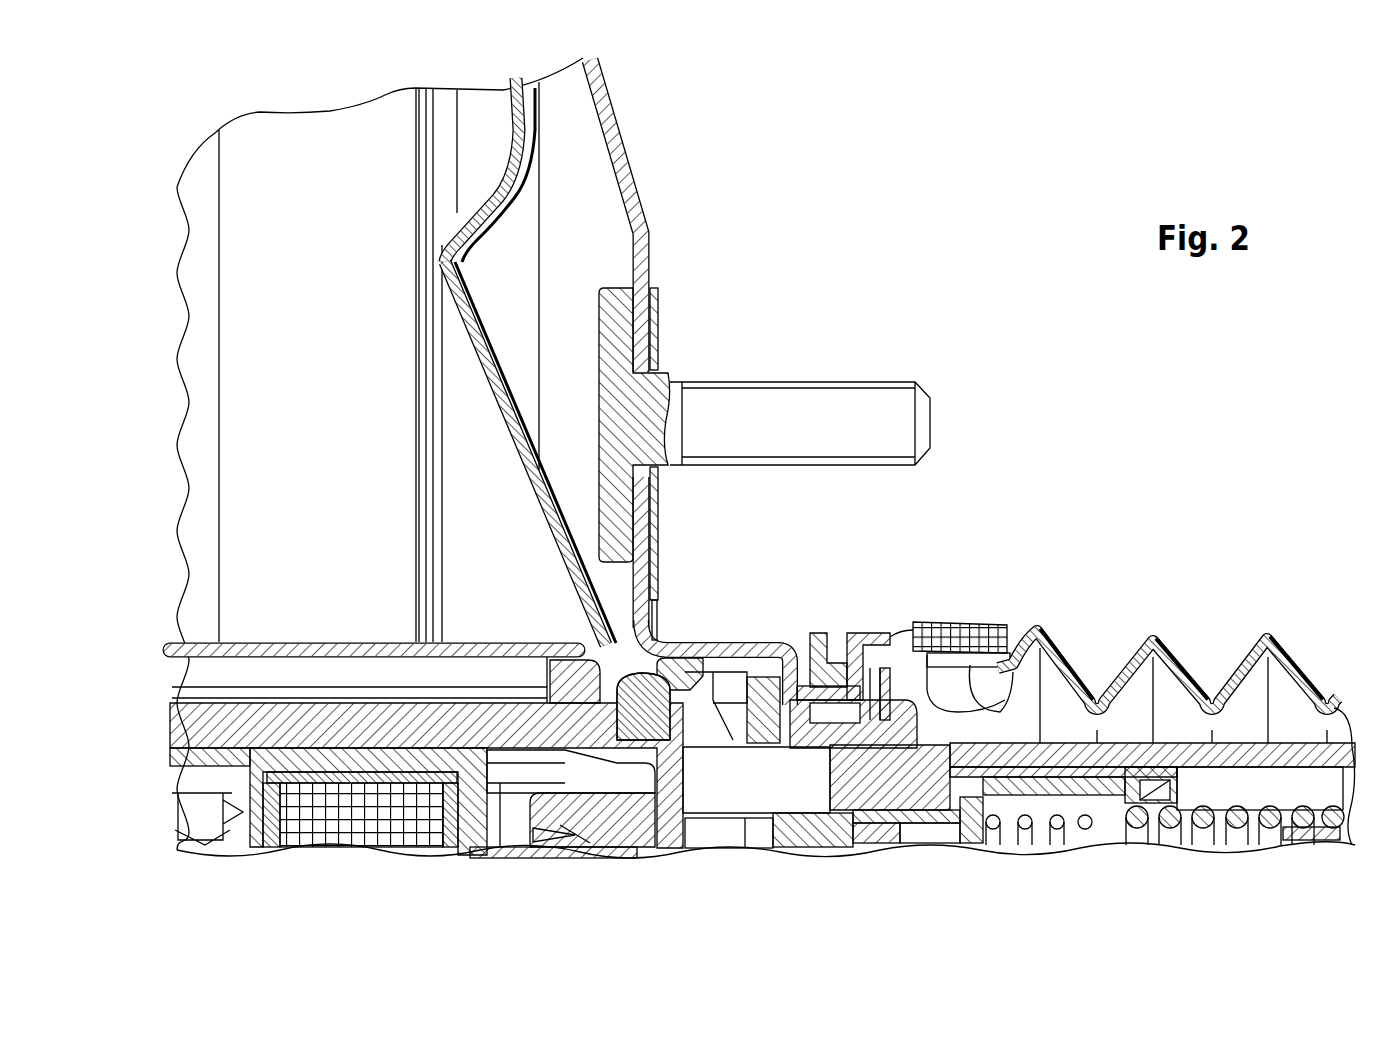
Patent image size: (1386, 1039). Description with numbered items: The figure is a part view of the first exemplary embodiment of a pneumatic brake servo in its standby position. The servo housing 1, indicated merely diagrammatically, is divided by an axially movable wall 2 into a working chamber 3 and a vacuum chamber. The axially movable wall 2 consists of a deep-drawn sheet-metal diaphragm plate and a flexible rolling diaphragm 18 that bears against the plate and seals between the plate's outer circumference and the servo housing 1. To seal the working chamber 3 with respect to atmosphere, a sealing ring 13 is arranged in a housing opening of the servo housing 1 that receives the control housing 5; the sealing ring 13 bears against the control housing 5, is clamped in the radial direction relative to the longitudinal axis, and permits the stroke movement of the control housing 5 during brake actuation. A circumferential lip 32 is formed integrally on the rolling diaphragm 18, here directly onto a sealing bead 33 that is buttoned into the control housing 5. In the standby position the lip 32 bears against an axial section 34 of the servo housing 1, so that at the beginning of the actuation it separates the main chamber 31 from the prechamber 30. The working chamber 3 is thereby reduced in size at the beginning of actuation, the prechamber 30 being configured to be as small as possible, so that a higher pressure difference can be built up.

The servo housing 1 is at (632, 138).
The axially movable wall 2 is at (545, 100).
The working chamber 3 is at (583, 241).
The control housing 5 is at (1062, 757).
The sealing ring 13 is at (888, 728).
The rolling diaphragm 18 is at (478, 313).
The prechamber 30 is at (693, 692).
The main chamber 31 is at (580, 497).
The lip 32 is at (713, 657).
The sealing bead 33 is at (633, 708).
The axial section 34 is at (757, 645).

...

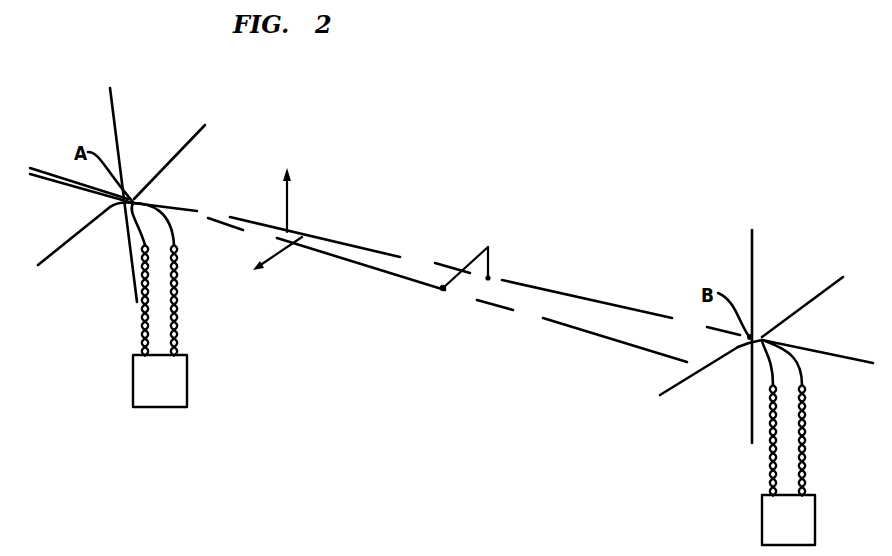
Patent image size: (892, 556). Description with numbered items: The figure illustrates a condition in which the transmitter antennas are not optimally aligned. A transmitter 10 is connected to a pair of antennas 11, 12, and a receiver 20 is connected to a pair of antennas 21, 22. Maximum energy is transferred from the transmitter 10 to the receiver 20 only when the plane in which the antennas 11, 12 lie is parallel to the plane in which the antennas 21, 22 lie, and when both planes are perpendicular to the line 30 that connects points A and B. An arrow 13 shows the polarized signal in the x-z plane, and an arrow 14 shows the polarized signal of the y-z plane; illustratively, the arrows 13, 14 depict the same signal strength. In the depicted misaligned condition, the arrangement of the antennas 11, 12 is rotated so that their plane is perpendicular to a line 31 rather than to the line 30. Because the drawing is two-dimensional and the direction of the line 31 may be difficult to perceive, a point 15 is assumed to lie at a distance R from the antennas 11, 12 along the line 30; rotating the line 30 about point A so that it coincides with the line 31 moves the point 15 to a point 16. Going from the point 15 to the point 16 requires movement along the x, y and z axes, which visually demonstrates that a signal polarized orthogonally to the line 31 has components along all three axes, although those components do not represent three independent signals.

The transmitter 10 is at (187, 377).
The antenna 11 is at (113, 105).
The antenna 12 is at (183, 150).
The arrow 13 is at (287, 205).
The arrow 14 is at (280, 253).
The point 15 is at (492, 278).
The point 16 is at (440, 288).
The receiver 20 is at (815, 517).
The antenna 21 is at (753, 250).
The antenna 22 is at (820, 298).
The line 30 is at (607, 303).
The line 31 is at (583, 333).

--

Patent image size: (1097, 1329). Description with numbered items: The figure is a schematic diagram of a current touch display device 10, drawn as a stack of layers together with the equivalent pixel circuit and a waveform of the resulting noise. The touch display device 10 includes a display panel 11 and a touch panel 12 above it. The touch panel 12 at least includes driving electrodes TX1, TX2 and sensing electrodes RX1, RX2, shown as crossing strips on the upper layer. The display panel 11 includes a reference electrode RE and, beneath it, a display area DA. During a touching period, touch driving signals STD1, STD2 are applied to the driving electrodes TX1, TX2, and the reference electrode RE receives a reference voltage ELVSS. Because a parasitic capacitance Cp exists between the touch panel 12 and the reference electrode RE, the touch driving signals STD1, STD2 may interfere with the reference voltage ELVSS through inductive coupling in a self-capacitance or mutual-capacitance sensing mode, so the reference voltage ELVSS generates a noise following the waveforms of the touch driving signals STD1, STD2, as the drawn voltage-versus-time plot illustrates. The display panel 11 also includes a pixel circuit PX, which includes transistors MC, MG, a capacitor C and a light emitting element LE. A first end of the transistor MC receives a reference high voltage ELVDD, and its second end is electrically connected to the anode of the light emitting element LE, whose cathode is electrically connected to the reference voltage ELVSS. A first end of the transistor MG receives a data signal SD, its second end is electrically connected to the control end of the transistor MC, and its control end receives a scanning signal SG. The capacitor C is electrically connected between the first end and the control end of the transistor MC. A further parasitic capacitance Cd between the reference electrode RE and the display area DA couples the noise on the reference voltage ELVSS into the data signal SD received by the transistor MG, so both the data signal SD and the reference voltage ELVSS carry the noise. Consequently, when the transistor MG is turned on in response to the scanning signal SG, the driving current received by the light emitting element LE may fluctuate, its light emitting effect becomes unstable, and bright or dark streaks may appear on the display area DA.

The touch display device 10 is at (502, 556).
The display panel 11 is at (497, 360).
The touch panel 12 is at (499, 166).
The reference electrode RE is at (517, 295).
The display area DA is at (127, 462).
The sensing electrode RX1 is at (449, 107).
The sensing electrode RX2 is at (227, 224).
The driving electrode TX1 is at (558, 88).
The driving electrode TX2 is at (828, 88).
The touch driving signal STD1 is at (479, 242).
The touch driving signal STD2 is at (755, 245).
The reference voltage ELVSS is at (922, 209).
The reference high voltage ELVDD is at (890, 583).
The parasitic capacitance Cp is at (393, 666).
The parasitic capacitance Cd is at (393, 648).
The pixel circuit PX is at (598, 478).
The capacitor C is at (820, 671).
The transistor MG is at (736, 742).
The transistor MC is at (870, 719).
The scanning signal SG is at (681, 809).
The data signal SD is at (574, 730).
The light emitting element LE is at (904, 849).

Aim:
Repeat the rows word for word, starting at the line that contains "Patent image size: (1386, 1039)." and ending after the line that contains "The sealing ring 13 is at (888, 728).".

Response to the exercise:
Patent image size: (1386, 1039). Description with numbered items: The figure is a part view of the first exemplary embodiment of a pneumatic brake servo in its standby position. The servo housing 1, indicated merely diagrammatically, is divided by an axially movable wall 2 into a working chamber 3 and a vacuum chamber. The axially movable wall 2 consists of a deep-drawn sheet-metal diaphragm plate and a flexible rolling diaphragm 18 that bears against the plate and seals between the plate's outer circumference and the servo housing 1. To seal the working chamber 3 with respect to atmosphere, a sealing ring 13 is arranged in a housing opening of the servo housing 1 that receives the control housing 5; the sealing ring 13 bears against the control housing 5, is clamped in the radial direction relative to the longitudinal axis, and permits the stroke movement of the control housing 5 during brake actuation. A circumferential lip 32 is formed integrally on the rolling diaphragm 18, here directly onto a sealing bead 33 that is buttoned into the control housing 5. In the standby position the lip 32 bears against an axial section 34 of the servo housing 1, so that at the beginning of the actuation it separates the main chamber 31 from the prechamber 30. The working chamber 3 is thereby reduced in size at the beginning of actuation, the prechamber 30 being configured to be as small as possible, so that a higher pressure difference can be built up.

The servo housing 1 is at (632, 138).
The axially movable wall 2 is at (545, 100).
The working chamber 3 is at (583, 241).
The control housing 5 is at (1062, 757).
The sealing ring 13 is at (888, 728).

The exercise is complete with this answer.